### GOAL:
Extract and list every line that contains the word "suggestions".

### EXERCISE DATA:
_ _ _

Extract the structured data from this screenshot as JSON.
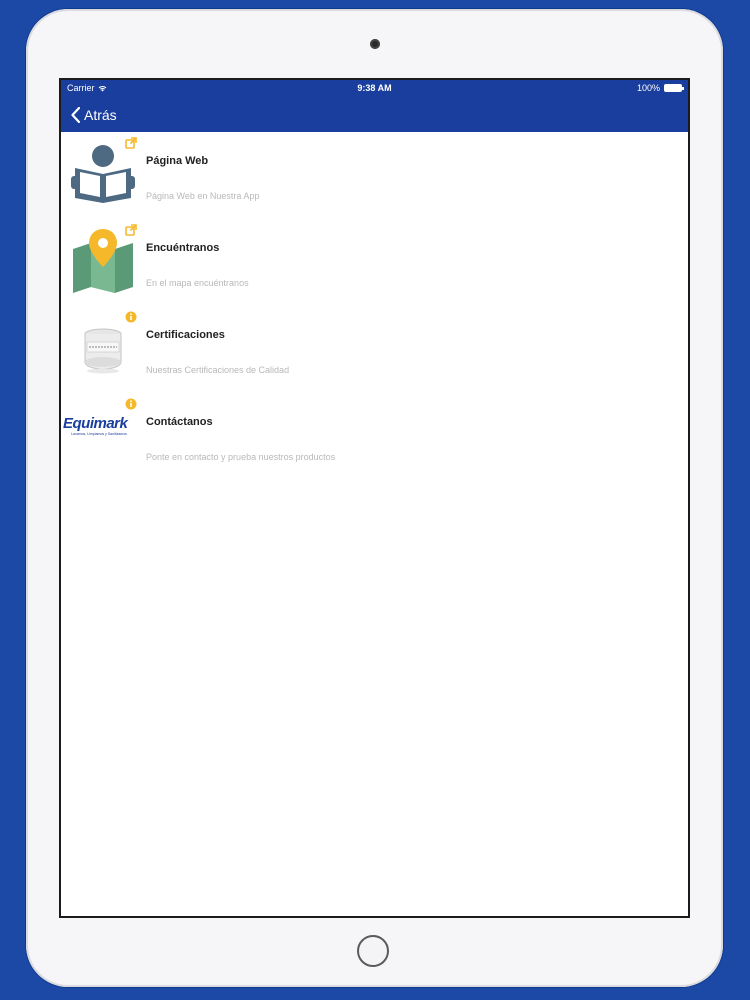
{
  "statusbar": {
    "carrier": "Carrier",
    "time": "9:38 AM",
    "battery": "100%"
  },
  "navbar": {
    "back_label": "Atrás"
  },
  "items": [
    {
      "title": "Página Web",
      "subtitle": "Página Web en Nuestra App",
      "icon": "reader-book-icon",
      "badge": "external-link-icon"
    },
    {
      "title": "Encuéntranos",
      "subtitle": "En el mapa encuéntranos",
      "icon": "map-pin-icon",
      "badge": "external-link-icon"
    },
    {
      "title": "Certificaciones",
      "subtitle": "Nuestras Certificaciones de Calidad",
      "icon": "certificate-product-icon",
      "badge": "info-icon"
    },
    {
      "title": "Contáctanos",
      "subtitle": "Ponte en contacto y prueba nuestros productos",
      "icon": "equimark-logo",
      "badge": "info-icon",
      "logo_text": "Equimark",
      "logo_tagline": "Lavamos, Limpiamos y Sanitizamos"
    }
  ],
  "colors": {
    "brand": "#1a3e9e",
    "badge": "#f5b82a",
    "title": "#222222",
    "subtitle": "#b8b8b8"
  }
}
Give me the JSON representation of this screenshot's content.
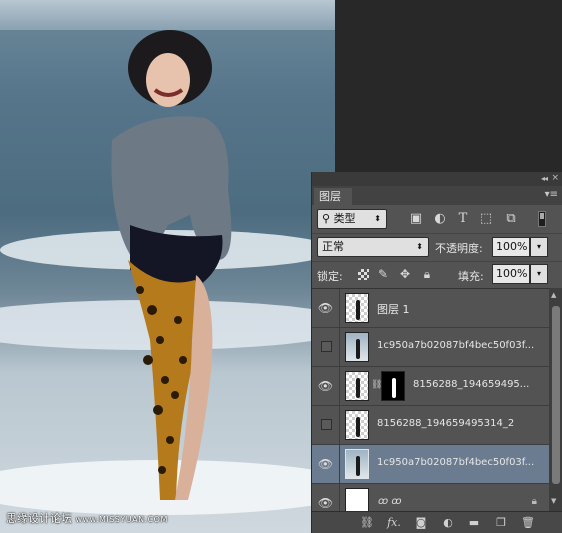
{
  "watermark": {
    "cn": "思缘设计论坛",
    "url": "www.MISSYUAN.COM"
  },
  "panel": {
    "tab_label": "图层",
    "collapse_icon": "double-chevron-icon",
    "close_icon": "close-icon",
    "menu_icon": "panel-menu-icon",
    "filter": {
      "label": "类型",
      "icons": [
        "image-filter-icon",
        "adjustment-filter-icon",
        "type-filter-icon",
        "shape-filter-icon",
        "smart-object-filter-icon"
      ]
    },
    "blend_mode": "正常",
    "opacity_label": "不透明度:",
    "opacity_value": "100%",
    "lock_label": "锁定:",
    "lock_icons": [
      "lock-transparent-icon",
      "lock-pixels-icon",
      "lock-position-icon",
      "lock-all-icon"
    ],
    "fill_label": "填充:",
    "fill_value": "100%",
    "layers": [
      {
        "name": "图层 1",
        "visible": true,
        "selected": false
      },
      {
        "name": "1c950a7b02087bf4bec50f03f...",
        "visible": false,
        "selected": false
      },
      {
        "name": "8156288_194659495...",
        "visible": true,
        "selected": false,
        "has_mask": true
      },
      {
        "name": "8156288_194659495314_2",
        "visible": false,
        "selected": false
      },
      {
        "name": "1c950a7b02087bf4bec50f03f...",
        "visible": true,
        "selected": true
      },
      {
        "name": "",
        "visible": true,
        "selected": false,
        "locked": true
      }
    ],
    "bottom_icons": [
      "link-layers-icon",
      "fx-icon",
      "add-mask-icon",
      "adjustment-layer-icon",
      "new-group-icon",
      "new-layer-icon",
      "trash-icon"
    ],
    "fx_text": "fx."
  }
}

_ _ _

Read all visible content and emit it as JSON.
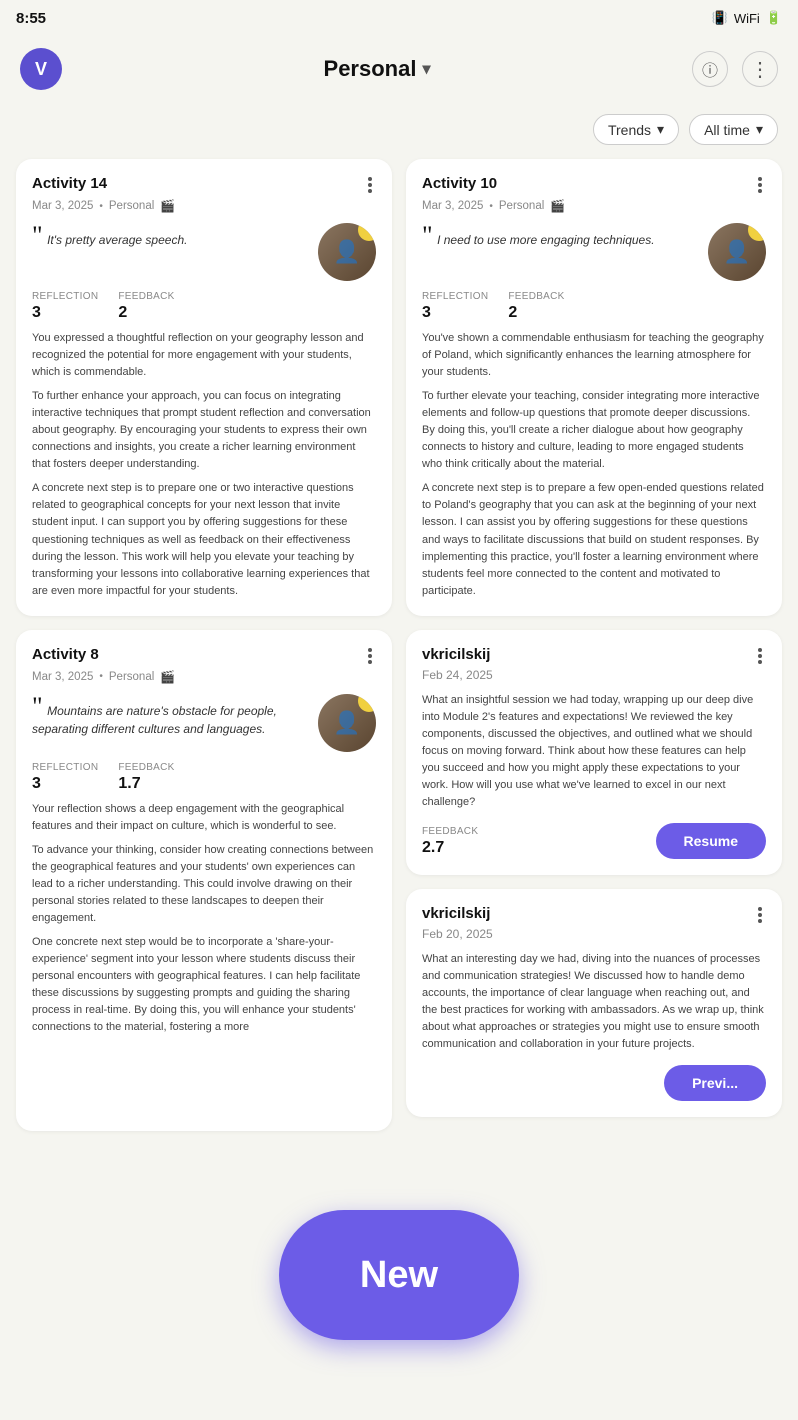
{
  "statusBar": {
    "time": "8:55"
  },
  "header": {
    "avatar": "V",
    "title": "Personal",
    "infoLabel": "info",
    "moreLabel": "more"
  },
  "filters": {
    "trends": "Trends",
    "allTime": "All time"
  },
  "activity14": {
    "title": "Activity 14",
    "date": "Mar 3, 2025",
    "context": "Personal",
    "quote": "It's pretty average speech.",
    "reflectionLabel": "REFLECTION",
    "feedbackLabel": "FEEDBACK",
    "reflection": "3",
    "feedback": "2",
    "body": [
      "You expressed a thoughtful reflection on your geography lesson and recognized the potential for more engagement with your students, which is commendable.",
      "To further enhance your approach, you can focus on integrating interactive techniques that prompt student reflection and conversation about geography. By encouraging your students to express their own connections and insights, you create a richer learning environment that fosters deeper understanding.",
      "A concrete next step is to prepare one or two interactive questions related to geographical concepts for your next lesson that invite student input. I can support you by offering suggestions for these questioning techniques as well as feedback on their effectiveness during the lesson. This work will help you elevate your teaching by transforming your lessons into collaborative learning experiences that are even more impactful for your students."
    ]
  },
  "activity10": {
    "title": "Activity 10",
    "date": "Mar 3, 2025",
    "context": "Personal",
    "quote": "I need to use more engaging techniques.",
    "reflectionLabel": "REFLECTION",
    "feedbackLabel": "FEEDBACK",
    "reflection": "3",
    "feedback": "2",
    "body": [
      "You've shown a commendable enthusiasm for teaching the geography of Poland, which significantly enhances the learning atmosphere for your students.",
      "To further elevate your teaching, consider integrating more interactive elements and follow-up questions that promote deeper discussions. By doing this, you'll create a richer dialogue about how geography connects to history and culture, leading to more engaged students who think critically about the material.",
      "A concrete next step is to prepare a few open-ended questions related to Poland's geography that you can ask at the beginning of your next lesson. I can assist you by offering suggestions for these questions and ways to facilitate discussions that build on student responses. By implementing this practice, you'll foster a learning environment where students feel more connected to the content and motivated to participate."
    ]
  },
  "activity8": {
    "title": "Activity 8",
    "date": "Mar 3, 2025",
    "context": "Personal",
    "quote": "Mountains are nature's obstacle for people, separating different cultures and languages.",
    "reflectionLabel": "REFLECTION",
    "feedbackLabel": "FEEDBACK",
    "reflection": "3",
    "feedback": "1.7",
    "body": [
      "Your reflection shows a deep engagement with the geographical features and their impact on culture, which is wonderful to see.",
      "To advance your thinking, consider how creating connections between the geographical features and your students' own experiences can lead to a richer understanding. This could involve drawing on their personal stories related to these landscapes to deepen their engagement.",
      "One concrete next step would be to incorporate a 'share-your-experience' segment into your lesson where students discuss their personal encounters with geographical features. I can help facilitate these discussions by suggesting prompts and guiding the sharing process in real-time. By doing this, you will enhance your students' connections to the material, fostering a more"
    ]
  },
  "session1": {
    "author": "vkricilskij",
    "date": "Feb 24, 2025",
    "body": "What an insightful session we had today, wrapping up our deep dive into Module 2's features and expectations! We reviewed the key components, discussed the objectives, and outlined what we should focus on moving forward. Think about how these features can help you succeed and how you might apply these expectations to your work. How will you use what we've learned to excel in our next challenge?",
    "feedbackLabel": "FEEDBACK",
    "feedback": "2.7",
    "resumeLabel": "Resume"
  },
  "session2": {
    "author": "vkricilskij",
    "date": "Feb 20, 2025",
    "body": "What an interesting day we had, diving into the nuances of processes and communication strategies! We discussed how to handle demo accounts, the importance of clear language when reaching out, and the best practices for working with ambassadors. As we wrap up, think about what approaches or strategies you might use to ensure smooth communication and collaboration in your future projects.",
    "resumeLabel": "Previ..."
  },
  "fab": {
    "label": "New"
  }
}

_ _ _

### SOLUTION TO THE PROBLEM:
      "A concrete next step is to prepare one or two interactive questions related to geographical concepts for your next lesson that invite student input. I can support you by offering suggestions for these questioning techniques as well as feedback on their effectiveness during the lesson. This work will help you elevate your teaching by transforming your lessons into collaborative learning experiences that are even more impactful for your students."
      "A concrete next step is to prepare a few open-ended questions related to Poland's geography that you can ask at the beginning of your next lesson. I can assist you by offering suggestions for these questions and ways to facilitate discussions that build on student responses. By implementing this practice, you'll foster a learning environment where students feel more connected to the content and motivated to participate."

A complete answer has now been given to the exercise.